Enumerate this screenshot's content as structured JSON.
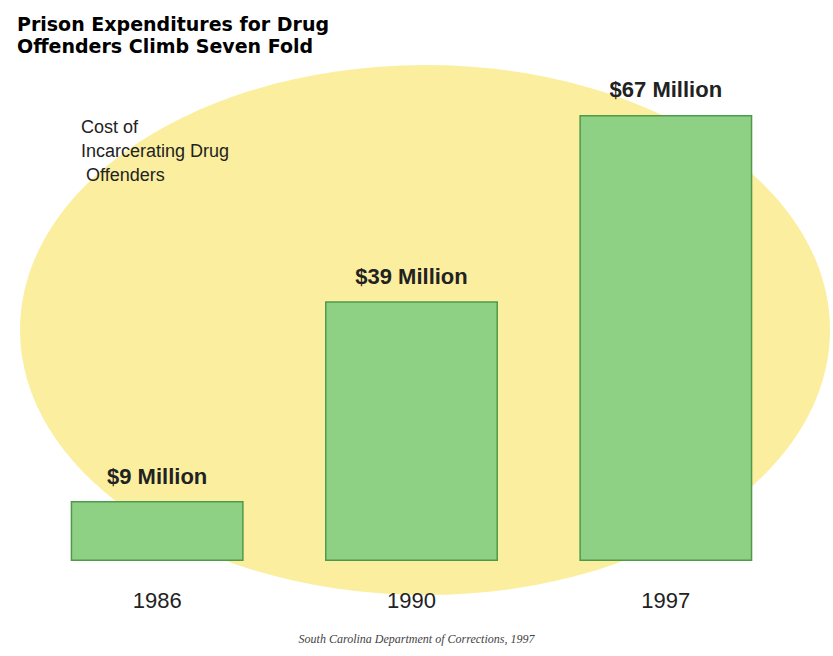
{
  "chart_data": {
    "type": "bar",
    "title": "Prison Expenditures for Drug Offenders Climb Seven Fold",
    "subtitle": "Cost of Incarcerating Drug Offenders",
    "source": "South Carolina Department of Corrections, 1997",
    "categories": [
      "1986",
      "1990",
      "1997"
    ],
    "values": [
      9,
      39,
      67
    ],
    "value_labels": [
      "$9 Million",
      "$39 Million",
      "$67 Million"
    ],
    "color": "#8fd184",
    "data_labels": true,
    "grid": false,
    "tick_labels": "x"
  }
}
• • • •
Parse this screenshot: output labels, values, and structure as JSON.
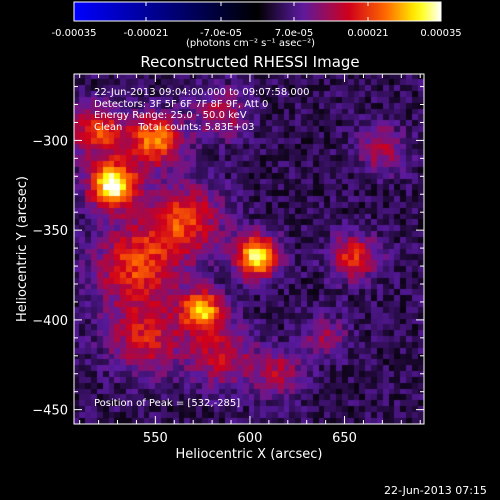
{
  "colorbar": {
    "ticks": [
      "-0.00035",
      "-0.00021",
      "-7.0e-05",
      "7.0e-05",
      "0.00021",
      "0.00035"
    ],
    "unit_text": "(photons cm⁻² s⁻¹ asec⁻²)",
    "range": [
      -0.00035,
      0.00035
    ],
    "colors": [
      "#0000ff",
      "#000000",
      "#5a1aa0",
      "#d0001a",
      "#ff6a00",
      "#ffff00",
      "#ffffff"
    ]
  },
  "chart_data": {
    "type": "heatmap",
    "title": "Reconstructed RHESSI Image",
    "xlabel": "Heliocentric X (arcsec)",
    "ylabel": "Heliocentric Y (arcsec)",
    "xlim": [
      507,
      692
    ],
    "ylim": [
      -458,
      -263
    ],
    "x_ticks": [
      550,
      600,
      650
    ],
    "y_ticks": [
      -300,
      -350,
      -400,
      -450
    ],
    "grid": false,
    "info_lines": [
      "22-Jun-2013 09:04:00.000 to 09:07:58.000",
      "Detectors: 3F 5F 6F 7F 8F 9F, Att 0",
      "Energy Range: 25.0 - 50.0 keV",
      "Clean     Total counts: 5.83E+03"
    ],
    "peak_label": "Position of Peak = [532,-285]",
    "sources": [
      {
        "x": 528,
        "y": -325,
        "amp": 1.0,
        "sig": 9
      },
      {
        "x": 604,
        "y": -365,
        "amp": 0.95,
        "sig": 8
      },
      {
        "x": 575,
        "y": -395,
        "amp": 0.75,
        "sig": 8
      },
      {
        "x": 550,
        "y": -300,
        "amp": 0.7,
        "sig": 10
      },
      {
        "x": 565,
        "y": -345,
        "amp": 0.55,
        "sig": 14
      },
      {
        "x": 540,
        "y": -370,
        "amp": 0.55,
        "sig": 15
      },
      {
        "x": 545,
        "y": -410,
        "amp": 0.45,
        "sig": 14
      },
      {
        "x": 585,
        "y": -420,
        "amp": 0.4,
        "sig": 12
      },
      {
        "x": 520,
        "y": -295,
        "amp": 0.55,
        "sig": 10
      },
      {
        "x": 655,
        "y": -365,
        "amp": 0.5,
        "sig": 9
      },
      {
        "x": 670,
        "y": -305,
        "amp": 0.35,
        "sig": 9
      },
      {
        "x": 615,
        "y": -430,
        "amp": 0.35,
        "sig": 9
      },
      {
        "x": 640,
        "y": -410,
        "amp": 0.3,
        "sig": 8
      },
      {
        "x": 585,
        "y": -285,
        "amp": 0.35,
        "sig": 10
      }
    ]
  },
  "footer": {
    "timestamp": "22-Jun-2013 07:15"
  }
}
• • • •
Pick each line holding the word "JSON" out of the data and copy it.

Enumerate this screenshot's content as structured JSON.
Parse this screenshot: output labels, values, and structure as JSON.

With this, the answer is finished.